• Exercise objective: Where a line below holds the string "erfüllt", copy that line.

(Data listing)
══════════
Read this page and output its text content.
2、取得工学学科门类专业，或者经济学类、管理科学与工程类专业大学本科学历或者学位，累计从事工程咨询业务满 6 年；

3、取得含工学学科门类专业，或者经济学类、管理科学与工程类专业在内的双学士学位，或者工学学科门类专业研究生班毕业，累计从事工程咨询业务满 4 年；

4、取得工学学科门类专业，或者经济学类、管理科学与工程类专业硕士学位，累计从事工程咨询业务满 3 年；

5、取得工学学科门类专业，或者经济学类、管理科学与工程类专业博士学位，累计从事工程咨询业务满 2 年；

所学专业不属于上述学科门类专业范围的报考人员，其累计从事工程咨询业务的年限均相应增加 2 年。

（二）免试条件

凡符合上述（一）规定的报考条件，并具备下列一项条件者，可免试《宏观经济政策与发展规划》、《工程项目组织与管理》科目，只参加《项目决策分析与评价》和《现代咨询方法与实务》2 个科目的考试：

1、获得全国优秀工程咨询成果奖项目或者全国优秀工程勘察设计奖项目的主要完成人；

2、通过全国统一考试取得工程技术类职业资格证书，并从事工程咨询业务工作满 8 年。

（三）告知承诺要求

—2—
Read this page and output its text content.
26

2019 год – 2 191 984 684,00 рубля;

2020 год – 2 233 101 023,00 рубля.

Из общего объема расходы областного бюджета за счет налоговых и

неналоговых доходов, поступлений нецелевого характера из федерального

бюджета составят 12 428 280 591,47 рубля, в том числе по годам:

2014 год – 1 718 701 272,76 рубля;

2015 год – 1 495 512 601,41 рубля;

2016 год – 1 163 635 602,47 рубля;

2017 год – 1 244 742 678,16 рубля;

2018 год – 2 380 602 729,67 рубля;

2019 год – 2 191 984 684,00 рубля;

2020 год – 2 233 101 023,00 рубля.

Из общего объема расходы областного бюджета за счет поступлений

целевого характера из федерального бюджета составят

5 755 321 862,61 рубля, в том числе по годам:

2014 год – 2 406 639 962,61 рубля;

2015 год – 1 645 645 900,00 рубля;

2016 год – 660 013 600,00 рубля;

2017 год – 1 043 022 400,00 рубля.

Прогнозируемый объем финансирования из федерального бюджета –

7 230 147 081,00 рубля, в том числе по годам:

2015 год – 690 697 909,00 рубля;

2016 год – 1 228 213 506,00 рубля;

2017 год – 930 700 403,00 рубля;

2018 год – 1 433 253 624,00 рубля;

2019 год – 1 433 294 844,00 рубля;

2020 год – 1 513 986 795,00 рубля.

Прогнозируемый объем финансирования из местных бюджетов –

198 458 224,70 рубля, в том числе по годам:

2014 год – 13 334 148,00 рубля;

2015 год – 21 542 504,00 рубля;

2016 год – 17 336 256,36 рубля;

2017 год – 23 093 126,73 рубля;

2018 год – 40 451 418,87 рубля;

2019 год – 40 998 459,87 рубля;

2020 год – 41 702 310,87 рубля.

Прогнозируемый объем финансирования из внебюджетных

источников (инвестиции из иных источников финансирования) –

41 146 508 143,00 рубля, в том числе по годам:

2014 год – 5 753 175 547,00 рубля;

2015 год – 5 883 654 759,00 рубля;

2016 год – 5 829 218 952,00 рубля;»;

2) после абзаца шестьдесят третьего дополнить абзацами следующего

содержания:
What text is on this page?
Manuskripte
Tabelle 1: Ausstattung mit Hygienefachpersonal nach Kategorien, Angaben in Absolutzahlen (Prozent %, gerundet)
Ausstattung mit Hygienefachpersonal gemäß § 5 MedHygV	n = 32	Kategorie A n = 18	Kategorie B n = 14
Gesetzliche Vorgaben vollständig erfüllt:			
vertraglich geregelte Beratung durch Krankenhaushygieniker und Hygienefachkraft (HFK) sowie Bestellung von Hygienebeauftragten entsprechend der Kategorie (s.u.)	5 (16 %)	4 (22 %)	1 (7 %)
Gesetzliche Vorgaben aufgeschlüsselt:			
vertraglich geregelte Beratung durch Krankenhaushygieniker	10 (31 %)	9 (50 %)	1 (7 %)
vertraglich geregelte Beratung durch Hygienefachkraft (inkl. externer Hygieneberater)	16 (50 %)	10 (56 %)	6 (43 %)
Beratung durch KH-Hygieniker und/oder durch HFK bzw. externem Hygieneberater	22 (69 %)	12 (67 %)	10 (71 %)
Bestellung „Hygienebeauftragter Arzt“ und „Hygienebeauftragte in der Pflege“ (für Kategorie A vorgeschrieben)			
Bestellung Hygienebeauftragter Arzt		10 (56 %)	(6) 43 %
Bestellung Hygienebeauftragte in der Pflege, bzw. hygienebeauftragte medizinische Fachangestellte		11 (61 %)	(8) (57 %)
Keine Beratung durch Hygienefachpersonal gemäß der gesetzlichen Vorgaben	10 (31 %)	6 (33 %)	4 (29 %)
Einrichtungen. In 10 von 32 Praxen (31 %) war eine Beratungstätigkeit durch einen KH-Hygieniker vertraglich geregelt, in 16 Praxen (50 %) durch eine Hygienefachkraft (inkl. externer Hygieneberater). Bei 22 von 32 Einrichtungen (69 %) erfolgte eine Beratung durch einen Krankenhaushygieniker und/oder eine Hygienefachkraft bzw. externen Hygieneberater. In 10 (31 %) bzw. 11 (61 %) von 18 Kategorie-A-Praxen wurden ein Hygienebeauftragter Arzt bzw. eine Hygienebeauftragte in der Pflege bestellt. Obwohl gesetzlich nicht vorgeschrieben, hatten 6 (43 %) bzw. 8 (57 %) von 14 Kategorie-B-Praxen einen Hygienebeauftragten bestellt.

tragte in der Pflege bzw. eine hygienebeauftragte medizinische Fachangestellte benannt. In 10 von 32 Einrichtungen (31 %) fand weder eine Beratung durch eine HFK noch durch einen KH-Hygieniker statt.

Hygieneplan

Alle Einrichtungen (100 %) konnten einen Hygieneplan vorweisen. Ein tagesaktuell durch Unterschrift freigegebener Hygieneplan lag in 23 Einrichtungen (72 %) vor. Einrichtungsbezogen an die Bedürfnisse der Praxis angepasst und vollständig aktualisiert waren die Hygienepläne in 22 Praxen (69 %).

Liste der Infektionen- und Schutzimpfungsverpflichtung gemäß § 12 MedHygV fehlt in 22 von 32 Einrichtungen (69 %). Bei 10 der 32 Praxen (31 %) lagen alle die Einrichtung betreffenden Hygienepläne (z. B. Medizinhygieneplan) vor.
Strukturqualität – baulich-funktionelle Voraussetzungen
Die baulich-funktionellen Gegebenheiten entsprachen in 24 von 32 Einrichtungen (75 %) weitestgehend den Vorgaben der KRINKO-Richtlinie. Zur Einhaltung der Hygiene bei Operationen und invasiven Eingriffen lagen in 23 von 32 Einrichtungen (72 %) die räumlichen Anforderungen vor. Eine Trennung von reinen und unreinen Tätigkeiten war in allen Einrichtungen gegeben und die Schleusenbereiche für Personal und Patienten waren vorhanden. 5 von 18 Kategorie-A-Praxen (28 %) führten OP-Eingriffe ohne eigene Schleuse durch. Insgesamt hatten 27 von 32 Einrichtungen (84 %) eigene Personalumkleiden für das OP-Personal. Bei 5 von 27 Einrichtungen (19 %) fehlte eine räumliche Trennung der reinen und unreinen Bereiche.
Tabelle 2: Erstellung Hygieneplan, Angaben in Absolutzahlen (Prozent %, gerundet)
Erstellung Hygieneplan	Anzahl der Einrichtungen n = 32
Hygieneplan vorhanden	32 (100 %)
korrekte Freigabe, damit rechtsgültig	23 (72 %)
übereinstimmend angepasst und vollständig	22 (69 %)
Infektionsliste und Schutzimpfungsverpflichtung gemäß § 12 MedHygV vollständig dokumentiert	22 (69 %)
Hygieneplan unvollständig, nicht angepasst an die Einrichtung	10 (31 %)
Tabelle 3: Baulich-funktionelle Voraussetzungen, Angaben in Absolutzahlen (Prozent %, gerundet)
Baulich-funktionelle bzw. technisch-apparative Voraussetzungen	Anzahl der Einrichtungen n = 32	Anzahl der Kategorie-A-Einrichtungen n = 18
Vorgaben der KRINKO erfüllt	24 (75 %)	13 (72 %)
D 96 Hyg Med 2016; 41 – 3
══════════
• Exercise answer:
Gesetzliche Vorgaben vollständig erfüllt:			
Vorgaben der KRINKO erfüllt	24 (75 %)	13 (72 %)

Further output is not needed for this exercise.